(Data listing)
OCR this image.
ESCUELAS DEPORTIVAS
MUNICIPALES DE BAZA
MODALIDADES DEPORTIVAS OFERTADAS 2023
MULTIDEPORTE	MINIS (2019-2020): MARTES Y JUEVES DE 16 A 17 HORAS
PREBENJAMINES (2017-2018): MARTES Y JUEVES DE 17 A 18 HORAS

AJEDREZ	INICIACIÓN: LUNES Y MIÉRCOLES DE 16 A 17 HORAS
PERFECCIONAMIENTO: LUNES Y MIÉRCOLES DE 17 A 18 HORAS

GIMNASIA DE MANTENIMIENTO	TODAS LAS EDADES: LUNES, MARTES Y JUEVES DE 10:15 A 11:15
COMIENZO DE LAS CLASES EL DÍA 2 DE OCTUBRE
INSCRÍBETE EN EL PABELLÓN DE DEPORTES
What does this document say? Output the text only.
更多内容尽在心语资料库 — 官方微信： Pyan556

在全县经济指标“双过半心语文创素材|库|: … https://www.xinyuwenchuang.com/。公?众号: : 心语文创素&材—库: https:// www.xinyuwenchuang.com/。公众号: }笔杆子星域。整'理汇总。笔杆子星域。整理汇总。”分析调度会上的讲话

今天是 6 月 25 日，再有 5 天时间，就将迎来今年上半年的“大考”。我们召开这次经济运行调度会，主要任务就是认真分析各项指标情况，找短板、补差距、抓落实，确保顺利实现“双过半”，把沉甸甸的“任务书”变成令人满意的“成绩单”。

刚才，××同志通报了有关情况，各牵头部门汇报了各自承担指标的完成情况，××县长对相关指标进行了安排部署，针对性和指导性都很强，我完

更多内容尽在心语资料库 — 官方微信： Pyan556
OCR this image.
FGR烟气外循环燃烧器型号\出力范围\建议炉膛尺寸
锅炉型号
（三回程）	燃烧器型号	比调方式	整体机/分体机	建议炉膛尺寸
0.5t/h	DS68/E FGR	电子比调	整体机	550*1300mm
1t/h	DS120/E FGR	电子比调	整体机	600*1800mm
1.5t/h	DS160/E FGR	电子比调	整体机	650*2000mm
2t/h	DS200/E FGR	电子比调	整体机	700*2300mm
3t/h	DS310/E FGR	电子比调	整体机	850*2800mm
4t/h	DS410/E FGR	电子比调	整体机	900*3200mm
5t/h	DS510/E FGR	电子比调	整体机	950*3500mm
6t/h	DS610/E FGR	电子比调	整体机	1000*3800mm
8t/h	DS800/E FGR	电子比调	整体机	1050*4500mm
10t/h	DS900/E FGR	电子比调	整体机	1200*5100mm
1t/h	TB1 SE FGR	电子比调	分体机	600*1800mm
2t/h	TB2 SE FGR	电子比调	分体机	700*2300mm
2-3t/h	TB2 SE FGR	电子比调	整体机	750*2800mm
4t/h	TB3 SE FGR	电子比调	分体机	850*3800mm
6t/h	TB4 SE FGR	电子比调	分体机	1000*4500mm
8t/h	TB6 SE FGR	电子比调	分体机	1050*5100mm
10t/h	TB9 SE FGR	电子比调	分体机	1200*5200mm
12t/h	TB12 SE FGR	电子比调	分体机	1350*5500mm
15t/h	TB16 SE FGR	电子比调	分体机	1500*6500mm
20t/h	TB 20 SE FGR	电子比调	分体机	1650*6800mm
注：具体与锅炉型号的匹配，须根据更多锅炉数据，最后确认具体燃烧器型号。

• **Written instruction**
From the records above, please extract every line and repeat it exactly.

• **Response to the task**
OCR this image.
ESCUELAS DEPORTIVAS
MUNICIPALES DE BAZA
MODALIDADES DEPORTIVAS OFERTADAS 2023
MULTIDEPORTE	MINIS (2019-2020): MARTES Y JUEVES DE 16 A 17 HORAS
PREBENJAMINES (2017-2018): MARTES Y JUEVES DE 17 A 18 HORAS

AJEDREZ	INICIACIÓN: LUNES Y MIÉRCOLES DE 16 A 17 HORAS
PERFECCIONAMIENTO: LUNES Y MIÉRCOLES DE 17 A 18 HORAS

GIMNASIA DE MANTENIMIENTO	TODAS LAS EDADES: LUNES, MARTES Y JUEVES DE 10:15 A 11:15
COMIENZO DE LAS CLASES EL DÍA 2 DE OCTUBRE
INSCRÍBETE EN EL PABELLÓN DE DEPORTES
What does this document say? Output the text only.
更多内容尽在心语资料库 — 官方微信： Pyan556

在全县经济指标“双过半心语文创素材|库|: … https://www.xinyuwenchuang.com/。公?众号: : 心语文创素&材—库: https:// www.xinyuwenchuang.com/。公众号: }笔杆子星域。整'理汇总。笔杆子星域。整理汇总。”分析调度会上的讲话

今天是 6 月 25 日，再有 5 天时间，就将迎来今年上半年的“大考”。我们召开这次经济运行调度会，主要任务就是认真分析各项指标情况，找短板、补差距、抓落实，确保顺利实现“双过半”，把沉甸甸的“任务书”变成令人满意的“成绩单”。

刚才，××同志通报了有关情况，各牵头部门汇报了各自承担指标的完成情况，××县长对相关指标进行了安排部署，针对性和指导性都很强，我完

更多内容尽在心语资料库 — 官方微信： Pyan556
OCR this image.
FGR烟气外循环燃烧器型号\出力范围\建议炉膛尺寸
锅炉型号
（三回程）	燃烧器型号	比调方式	整体机/分体机	建议炉膛尺寸
0.5t/h	DS68/E FGR	电子比调	整体机	550*1300mm
1t/h	DS120/E FGR	电子比调	整体机	600*1800mm
1.5t/h	DS160/E FGR	电子比调	整体机	650*2000mm
2t/h	DS200/E FGR	电子比调	整体机	700*2300mm
3t/h	DS310/E FGR	电子比调	整体机	850*2800mm
4t/h	DS410/E FGR	电子比调	整体机	900*3200mm
5t/h	DS510/E FGR	电子比调	整体机	950*3500mm
6t/h	DS610/E FGR	电子比调	整体机	1000*3800mm
8t/h	DS800/E FGR	电子比调	整体机	1050*4500mm
10t/h	DS900/E FGR	电子比调	整体机	1200*5100mm
1t/h	TB1 SE FGR	电子比调	分体机	600*1800mm
2t/h	TB2 SE FGR	电子比调	分体机	700*2300mm
2-3t/h	TB2 SE FGR	电子比调	整体机	750*2800mm
4t/h	TB3 SE FGR	电子比调	分体机	850*3800mm
6t/h	TB4 SE FGR	电子比调	分体机	1000*4500mm
8t/h	TB6 SE FGR	电子比调	分体机	1050*5100mm
10t/h	TB9 SE FGR	电子比调	分体机	1200*5200mm
12t/h	TB12 SE FGR	电子比调	分体机	1350*5500mm
15t/h	TB16 SE FGR	电子比调	分体机	1500*6500mm
20t/h	TB 20 SE FGR	电子比调	分体机	1650*6800mm
注：具体与锅炉型号的匹配，须根据更多锅炉数据，最后确认具体燃烧器型号。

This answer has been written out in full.